ENTRIES PROVIDED:
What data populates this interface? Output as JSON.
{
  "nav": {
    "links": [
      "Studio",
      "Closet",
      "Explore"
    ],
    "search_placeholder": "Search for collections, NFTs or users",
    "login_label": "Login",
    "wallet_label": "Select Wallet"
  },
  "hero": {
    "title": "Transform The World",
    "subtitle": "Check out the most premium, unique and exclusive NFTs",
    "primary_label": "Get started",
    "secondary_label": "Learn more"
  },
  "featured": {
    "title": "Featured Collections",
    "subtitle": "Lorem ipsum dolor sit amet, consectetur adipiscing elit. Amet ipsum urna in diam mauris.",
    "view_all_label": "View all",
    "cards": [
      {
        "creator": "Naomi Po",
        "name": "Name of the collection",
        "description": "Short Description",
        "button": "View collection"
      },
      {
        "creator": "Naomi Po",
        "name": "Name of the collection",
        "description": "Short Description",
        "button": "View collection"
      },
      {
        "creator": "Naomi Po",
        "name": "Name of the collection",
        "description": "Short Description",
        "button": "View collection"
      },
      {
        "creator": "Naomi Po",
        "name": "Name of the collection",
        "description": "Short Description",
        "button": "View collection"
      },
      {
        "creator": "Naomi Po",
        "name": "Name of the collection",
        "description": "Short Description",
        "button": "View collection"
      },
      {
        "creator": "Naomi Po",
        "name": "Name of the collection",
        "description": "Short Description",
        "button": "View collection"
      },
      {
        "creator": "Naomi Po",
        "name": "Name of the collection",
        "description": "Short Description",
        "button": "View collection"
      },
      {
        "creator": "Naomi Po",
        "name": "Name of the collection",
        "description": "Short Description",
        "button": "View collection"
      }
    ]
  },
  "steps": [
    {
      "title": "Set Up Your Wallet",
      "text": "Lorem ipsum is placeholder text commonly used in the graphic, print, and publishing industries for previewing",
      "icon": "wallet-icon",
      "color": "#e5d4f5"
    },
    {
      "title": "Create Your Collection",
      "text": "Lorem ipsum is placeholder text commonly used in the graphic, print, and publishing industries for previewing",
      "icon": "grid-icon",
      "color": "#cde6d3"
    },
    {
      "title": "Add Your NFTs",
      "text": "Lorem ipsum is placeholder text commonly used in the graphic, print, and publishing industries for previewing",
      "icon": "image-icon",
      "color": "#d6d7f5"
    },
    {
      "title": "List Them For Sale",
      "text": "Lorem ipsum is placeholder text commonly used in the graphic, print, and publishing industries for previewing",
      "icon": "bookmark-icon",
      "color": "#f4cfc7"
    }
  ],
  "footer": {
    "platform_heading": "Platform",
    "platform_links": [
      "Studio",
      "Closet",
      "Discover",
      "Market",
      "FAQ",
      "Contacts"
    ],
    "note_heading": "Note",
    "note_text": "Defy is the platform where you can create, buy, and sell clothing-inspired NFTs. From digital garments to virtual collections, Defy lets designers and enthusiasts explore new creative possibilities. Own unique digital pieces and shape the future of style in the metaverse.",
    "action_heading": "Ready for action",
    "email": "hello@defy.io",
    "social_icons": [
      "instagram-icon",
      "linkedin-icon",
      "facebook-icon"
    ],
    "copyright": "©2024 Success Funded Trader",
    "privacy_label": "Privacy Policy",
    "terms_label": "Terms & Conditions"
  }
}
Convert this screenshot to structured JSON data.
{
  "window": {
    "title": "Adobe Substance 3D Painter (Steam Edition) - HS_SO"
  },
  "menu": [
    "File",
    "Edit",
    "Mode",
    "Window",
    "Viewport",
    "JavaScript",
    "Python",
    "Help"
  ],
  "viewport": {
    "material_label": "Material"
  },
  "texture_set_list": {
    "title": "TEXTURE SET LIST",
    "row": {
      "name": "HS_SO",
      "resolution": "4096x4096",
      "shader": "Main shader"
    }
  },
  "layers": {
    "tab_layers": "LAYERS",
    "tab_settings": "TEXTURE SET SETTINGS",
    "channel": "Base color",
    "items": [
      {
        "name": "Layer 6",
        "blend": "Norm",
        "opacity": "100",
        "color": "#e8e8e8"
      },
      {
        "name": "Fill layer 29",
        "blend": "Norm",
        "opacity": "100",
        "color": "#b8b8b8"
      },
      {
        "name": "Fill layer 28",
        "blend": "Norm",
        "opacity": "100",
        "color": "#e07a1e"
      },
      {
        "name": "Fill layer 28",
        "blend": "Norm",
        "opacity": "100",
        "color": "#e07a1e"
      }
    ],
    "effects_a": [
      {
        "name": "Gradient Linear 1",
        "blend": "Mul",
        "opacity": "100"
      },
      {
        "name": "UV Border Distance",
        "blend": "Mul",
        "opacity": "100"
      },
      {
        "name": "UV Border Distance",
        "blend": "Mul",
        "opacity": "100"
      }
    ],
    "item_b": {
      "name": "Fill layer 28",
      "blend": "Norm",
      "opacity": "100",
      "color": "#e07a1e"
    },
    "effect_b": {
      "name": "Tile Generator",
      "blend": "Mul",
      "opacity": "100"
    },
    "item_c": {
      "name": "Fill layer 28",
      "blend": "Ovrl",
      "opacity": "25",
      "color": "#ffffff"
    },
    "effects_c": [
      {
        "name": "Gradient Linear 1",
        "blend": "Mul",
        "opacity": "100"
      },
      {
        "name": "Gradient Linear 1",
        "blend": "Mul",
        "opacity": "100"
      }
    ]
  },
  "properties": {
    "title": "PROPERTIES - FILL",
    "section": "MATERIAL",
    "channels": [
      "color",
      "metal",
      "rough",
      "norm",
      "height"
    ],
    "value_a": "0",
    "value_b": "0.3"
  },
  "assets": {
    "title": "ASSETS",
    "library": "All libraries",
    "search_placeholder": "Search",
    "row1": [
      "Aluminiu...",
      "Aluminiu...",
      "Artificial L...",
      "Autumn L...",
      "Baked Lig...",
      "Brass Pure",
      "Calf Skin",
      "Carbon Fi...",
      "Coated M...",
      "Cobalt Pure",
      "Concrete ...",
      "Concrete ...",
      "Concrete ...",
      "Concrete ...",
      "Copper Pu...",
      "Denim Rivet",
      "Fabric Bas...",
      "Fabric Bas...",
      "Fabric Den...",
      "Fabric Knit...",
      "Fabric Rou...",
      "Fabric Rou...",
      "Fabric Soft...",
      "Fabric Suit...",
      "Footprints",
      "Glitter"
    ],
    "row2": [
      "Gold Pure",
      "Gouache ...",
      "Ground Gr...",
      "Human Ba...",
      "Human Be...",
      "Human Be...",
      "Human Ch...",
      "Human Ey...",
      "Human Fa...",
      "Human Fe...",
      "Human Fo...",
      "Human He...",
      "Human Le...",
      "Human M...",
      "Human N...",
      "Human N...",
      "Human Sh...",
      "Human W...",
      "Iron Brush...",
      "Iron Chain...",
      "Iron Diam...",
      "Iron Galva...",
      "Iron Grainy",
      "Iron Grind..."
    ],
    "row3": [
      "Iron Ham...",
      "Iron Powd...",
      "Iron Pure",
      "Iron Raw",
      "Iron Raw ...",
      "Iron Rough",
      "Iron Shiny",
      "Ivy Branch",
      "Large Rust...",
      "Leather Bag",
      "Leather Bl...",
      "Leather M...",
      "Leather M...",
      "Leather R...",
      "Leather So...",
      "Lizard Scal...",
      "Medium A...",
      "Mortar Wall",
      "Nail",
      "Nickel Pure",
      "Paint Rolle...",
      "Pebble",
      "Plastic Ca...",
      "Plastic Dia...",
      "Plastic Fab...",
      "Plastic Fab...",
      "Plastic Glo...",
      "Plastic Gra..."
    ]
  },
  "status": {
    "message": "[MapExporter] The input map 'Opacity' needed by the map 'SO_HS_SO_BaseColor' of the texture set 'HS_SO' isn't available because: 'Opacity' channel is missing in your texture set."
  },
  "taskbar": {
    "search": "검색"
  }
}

PROBLEM TO WORK ON:
Reproduce the entries above in full, verbatim.

SOLUTION:
What data populates this interface? Output as JSON.
{
  "nav": {
    "links": [
      "Studio",
      "Closet",
      "Explore"
    ],
    "search_placeholder": "Search for collections, NFTs or users",
    "login_label": "Login",
    "wallet_label": "Select Wallet"
  },
  "hero": {
    "title": "Transform The World",
    "subtitle": "Check out the most premium, unique and exclusive NFTs",
    "primary_label": "Get started",
    "secondary_label": "Learn more"
  },
  "featured": {
    "title": "Featured Collections",
    "subtitle": "Lorem ipsum dolor sit amet, consectetur adipiscing elit. Amet ipsum urna in diam mauris.",
    "view_all_label": "View all",
    "cards": [
      {
        "creator": "Naomi Po",
        "name": "Name of the collection",
        "description": "Short Description",
        "button": "View collection"
      },
      {
        "creator": "Naomi Po",
        "name": "Name of the collection",
        "description": "Short Description",
        "button": "View collection"
      },
      {
        "creator": "Naomi Po",
        "name": "Name of the collection",
        "description": "Short Description",
        "button": "View collection"
      },
      {
        "creator": "Naomi Po",
        "name": "Name of the collection",
        "description": "Short Description",
        "button": "View collection"
      },
      {
        "creator": "Naomi Po",
        "name": "Name of the collection",
        "description": "Short Description",
        "button": "View collection"
      },
      {
        "creator": "Naomi Po",
        "name": "Name of the collection",
        "description": "Short Description",
        "button": "View collection"
      },
      {
        "creator": "Naomi Po",
        "name": "Name of the collection",
        "description": "Short Description",
        "button": "View collection"
      },
      {
        "creator": "Naomi Po",
        "name": "Name of the collection",
        "description": "Short Description",
        "button": "View collection"
      }
    ]
  },
  "steps": [
    {
      "title": "Set Up Your Wallet",
      "text": "Lorem ipsum is placeholder text commonly used in the graphic, print, and publishing industries for previewing",
      "icon": "wallet-icon",
      "color": "#e5d4f5"
    },
    {
      "title": "Create Your Collection",
      "text": "Lorem ipsum is placeholder text commonly used in the graphic, print, and publishing industries for previewing",
      "icon": "grid-icon",
      "color": "#cde6d3"
    },
    {
      "title": "Add Your NFTs",
      "text": "Lorem ipsum is placeholder text commonly used in the graphic, print, and publishing industries for previewing",
      "icon": "image-icon",
      "color": "#d6d7f5"
    },
    {
      "title": "List Them For Sale",
      "text": "Lorem ipsum is placeholder text commonly used in the graphic, print, and publishing industries for previewing",
      "icon": "bookmark-icon",
      "color": "#f4cfc7"
    }
  ],
  "footer": {
    "platform_heading": "Platform",
    "platform_links": [
      "Studio",
      "Closet",
      "Discover",
      "Market",
      "FAQ",
      "Contacts"
    ],
    "note_heading": "Note",
    "note_text": "Defy is the platform where you can create, buy, and sell clothing-inspired NFTs. From digital garments to virtual collections, Defy lets designers and enthusiasts explore new creative possibilities. Own unique digital pieces and shape the future of style in the metaverse.",
    "action_heading": "Ready for action",
    "email": "hello@defy.io",
    "social_icons": [
      "instagram-icon",
      "linkedin-icon",
      "facebook-icon"
    ],
    "copyright": "©2024 Success Funded Trader",
    "privacy_label": "Privacy Policy",
    "terms_label": "Terms & Conditions"
  }
}
Convert this screenshot to structured JSON data.
{
  "window": {
    "title": "Adobe Substance 3D Painter (Steam Edition) - HS_SO"
  },
  "menu": [
    "File",
    "Edit",
    "Mode",
    "Window",
    "Viewport",
    "JavaScript",
    "Python",
    "Help"
  ],
  "viewport": {
    "material_label": "Material"
  },
  "texture_set_list": {
    "title": "TEXTURE SET LIST",
    "row": {
      "name": "HS_SO",
      "resolution": "4096x4096",
      "shader": "Main shader"
    }
  },
  "layers": {
    "tab_layers": "LAYERS",
    "tab_settings": "TEXTURE SET SETTINGS",
    "channel": "Base color",
    "items": [
      {
        "name": "Layer 6",
        "blend": "Norm",
        "opacity": "100",
        "color": "#e8e8e8"
      },
      {
        "name": "Fill layer 29",
        "blend": "Norm",
        "opacity": "100",
        "color": "#b8b8b8"
      },
      {
        "name": "Fill layer 28",
        "blend": "Norm",
        "opacity": "100",
        "color": "#e07a1e"
      },
      {
        "name": "Fill layer 28",
        "blend": "Norm",
        "opacity": "100",
        "color": "#e07a1e"
      }
    ],
    "effects_a": [
      {
        "name": "Gradient Linear 1",
        "blend": "Mul",
        "opacity": "100"
      },
      {
        "name": "UV Border Distance",
        "blend": "Mul",
        "opacity": "100"
      },
      {
        "name": "UV Border Distance",
        "blend": "Mul",
        "opacity": "100"
      }
    ],
    "item_b": {
      "name": "Fill layer 28",
      "blend": "Norm",
      "opacity": "100",
      "color": "#e07a1e"
    },
    "effect_b": {
      "name": "Tile Generator",
      "blend": "Mul",
      "opacity": "100"
    },
    "item_c": {
      "name": "Fill layer 28",
      "blend": "Ovrl",
      "opacity": "25",
      "color": "#ffffff"
    },
    "effects_c": [
      {
        "name": "Gradient Linear 1",
        "blend": "Mul",
        "opacity": "100"
      },
      {
        "name": "Gradient Linear 1",
        "blend": "Mul",
        "opacity": "100"
      }
    ]
  },
  "properties": {
    "title": "PROPERTIES - FILL",
    "section": "MATERIAL",
    "channels": [
      "color",
      "metal",
      "rough",
      "norm",
      "height"
    ],
    "value_a": "0",
    "value_b": "0.3"
  },
  "assets": {
    "title": "ASSETS",
    "library": "All libraries",
    "search_placeholder": "Search",
    "row1": [
      "Aluminiu...",
      "Aluminiu...",
      "Artificial L...",
      "Autumn L...",
      "Baked Lig...",
      "Brass Pure",
      "Calf Skin",
      "Carbon Fi...",
      "Coated M...",
      "Cobalt Pure",
      "Concrete ...",
      "Concrete ...",
      "Concrete ...",
      "Concrete ...",
      "Copper Pu...",
      "Denim Rivet",
      "Fabric Bas...",
      "Fabric Bas...",
      "Fabric Den...",
      "Fabric Knit...",
      "Fabric Rou...",
      "Fabric Rou...",
      "Fabric Soft...",
      "Fabric Suit...",
      "Footprints",
      "Glitter"
    ],
    "row2": [
      "Gold Pure",
      "Gouache ...",
      "Ground Gr...",
      "Human Ba...",
      "Human Be...",
      "Human Be...",
      "Human Ch...",
      "Human Ey...",
      "Human Fa...",
      "Human Fe...",
      "Human Fo...",
      "Human He...",
      "Human Le...",
      "Human M...",
      "Human N...",
      "Human N...",
      "Human Sh...",
      "Human W...",
      "Iron Brush...",
      "Iron Chain...",
      "Iron Diam...",
      "Iron Galva...",
      "Iron Grainy",
      "Iron Grind..."
    ],
    "row3": [
      "Iron Ham...",
      "Iron Powd...",
      "Iron Pure",
      "Iron Raw",
      "Iron Raw ...",
      "Iron Rough",
      "Iron Shiny",
      "Ivy Branch",
      "Large Rust...",
      "Leather Bag",
      "Leather Bl...",
      "Leather M...",
      "Leather M...",
      "Leather R...",
      "Leather So...",
      "Lizard Scal...",
      "Medium A...",
      "Mortar Wall",
      "Nail",
      "Nickel Pure",
      "Paint Rolle...",
      "Pebble",
      "Plastic Ca...",
      "Plastic Dia...",
      "Plastic Fab...",
      "Plastic Fab...",
      "Plastic Glo...",
      "Plastic Gra..."
    ]
  },
  "status": {
    "message": "[MapExporter] The input map 'Opacity' needed by the map 'SO_HS_SO_BaseColor' of the texture set 'HS_SO' isn't available because: 'Opacity' channel is missing in your texture set."
  },
  "taskbar": {
    "search": "검색"
  }
}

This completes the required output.